> [TASK PROMPT]: Count every line below in which "xlabel" occurs, then give only the count.

Extracted data entries:
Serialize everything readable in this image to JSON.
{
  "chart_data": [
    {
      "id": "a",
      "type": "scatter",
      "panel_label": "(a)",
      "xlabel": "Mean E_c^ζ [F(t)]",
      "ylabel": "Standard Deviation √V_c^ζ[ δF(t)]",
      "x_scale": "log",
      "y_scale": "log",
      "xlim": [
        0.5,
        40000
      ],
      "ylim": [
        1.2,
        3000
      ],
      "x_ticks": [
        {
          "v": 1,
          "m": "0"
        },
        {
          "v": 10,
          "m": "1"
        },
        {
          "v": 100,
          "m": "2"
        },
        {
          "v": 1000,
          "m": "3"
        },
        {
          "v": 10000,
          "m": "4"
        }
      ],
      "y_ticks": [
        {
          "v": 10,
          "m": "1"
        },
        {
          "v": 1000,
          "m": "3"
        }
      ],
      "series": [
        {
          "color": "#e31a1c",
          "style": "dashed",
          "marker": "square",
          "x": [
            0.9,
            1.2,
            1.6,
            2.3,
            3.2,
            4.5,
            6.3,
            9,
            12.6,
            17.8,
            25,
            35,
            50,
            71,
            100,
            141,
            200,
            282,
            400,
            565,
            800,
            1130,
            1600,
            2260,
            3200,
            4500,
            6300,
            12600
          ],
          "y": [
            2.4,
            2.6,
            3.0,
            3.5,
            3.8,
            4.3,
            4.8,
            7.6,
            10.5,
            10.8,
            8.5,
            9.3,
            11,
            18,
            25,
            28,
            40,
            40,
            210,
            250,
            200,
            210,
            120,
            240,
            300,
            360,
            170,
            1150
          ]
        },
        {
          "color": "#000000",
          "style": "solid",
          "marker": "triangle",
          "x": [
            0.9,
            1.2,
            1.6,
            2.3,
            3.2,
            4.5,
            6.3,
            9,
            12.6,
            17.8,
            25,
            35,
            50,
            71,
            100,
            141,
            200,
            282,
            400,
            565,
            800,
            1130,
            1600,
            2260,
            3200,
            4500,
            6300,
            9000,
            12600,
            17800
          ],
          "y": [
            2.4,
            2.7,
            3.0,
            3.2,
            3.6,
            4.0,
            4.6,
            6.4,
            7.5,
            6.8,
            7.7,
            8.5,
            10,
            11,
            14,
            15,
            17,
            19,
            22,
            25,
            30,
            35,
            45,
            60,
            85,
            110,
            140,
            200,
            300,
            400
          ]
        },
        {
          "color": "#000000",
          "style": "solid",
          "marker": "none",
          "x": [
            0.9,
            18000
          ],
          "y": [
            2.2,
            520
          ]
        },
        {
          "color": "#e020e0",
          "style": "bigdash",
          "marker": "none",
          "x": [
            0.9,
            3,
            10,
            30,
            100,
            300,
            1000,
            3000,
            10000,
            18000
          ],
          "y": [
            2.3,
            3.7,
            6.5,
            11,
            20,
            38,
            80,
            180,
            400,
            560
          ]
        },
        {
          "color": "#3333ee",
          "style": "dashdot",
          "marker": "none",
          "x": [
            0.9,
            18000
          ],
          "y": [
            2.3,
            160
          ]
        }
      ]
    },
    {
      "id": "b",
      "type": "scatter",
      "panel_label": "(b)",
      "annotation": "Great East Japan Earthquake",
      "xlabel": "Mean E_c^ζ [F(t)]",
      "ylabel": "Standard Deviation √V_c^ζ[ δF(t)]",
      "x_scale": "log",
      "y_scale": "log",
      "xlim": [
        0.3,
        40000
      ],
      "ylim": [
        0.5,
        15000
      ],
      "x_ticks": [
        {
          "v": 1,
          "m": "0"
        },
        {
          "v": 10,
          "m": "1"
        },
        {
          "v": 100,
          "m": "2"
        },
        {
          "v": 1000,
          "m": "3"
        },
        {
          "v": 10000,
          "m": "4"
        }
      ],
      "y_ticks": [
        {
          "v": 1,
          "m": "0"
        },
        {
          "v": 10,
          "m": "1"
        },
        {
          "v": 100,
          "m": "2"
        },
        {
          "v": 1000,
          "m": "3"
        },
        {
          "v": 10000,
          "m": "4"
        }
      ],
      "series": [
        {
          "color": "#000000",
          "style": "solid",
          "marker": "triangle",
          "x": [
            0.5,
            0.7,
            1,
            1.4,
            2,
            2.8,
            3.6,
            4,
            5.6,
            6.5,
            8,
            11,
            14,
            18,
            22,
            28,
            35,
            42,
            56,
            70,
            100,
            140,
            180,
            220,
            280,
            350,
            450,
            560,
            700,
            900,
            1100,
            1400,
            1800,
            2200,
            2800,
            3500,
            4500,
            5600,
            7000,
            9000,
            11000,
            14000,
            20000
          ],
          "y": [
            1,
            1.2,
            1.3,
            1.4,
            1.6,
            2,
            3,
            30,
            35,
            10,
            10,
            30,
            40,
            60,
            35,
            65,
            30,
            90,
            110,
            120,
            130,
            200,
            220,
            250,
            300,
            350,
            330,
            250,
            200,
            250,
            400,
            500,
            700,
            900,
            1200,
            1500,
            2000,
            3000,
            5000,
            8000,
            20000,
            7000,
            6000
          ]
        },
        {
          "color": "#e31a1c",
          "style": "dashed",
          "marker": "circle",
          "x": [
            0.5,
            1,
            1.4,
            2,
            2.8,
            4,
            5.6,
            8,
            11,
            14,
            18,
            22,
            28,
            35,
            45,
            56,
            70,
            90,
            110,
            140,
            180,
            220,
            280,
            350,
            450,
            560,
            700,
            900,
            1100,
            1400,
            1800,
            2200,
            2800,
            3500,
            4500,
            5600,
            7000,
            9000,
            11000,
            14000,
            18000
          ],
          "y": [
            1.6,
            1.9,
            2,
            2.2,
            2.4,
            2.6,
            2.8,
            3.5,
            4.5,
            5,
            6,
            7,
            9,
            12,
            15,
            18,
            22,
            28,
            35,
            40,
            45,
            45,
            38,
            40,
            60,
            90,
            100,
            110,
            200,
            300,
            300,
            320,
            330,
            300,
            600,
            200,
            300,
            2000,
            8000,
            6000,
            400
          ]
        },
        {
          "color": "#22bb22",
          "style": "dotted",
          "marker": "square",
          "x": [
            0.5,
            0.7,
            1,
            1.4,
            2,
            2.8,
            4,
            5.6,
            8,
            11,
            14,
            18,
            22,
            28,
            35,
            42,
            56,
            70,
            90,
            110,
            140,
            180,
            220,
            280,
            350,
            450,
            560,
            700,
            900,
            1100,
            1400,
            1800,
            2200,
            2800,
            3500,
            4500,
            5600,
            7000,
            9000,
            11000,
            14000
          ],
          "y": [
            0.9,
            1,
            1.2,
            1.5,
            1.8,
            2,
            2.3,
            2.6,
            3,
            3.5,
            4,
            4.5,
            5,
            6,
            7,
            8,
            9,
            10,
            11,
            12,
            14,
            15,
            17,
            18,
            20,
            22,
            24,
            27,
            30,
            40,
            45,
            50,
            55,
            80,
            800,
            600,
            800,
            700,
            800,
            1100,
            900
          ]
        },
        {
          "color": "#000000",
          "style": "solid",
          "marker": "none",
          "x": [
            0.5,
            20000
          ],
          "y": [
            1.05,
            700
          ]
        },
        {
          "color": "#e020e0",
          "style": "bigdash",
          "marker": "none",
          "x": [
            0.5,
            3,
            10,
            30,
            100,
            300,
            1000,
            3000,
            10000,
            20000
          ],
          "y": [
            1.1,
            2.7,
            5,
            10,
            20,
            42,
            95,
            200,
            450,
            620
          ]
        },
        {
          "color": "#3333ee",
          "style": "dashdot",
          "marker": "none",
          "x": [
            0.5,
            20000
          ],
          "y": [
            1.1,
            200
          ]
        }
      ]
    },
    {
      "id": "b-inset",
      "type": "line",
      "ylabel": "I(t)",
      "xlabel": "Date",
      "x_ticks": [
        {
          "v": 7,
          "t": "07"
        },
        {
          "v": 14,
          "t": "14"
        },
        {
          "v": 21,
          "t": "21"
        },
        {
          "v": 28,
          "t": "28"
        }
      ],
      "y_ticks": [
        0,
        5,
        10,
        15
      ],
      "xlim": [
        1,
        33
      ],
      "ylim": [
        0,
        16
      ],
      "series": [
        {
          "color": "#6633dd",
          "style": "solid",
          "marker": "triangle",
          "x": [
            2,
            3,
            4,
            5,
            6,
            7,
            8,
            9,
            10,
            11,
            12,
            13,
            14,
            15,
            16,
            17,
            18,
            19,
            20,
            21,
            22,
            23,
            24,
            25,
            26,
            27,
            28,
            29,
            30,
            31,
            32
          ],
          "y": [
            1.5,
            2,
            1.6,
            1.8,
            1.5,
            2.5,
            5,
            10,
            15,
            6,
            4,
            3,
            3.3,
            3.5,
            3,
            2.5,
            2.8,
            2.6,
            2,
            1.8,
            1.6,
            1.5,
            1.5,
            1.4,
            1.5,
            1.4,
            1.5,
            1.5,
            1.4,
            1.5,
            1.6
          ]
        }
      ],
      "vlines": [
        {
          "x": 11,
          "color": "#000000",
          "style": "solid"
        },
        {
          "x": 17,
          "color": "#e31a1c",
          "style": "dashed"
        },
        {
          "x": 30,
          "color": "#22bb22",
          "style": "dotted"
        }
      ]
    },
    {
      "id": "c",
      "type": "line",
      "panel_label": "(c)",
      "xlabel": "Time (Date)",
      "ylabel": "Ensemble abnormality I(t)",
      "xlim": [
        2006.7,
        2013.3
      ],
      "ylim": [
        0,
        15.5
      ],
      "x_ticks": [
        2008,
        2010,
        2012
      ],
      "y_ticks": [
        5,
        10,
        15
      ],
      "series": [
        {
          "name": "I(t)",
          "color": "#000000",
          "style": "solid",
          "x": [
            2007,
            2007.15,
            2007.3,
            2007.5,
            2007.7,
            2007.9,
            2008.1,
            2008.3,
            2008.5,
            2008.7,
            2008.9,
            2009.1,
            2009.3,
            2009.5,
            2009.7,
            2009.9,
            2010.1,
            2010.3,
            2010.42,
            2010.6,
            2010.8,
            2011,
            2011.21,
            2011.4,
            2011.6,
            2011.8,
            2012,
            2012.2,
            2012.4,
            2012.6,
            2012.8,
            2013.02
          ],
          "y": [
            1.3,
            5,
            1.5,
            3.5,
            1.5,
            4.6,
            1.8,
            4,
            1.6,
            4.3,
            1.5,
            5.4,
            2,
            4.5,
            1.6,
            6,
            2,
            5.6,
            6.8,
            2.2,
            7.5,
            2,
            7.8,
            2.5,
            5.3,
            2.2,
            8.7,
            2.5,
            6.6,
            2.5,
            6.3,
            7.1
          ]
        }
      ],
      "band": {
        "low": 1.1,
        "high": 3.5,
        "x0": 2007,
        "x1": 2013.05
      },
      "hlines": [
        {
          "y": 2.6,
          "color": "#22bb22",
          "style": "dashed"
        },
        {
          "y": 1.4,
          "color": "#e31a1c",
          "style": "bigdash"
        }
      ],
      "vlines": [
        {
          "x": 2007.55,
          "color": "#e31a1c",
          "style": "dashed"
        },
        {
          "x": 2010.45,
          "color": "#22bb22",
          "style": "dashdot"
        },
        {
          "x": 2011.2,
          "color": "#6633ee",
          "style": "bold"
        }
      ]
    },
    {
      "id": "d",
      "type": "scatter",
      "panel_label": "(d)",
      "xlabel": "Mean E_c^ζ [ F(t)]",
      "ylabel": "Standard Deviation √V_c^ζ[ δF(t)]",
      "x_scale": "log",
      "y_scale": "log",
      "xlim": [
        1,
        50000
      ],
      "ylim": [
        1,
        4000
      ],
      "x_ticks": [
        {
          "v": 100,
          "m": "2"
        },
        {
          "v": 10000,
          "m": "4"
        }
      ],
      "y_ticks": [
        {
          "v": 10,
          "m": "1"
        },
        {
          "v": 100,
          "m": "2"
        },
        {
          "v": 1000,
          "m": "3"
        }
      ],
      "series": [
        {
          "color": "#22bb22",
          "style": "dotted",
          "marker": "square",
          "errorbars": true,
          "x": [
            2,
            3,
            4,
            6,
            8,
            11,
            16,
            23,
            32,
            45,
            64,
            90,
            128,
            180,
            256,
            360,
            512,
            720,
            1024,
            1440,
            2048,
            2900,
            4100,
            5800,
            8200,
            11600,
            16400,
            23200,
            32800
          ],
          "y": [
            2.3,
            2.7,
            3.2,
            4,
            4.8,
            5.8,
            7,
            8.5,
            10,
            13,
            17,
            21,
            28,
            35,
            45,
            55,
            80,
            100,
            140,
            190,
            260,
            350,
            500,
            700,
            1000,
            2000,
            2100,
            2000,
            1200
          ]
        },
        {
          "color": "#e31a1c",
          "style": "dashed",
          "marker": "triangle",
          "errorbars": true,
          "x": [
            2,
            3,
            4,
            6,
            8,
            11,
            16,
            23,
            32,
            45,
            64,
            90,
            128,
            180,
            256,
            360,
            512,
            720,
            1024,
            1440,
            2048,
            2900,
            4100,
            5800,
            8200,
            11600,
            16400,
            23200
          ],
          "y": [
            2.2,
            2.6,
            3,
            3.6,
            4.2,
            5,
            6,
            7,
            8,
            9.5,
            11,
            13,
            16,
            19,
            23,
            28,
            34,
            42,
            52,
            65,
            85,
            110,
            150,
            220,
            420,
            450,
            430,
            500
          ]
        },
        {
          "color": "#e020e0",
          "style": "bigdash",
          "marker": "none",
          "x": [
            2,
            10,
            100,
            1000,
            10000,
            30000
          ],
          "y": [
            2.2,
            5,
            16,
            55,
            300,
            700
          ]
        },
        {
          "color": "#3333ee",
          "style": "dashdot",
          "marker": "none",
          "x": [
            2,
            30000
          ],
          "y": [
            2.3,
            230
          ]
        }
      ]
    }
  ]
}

> [ANSWER TO THE EXERCISE]: 5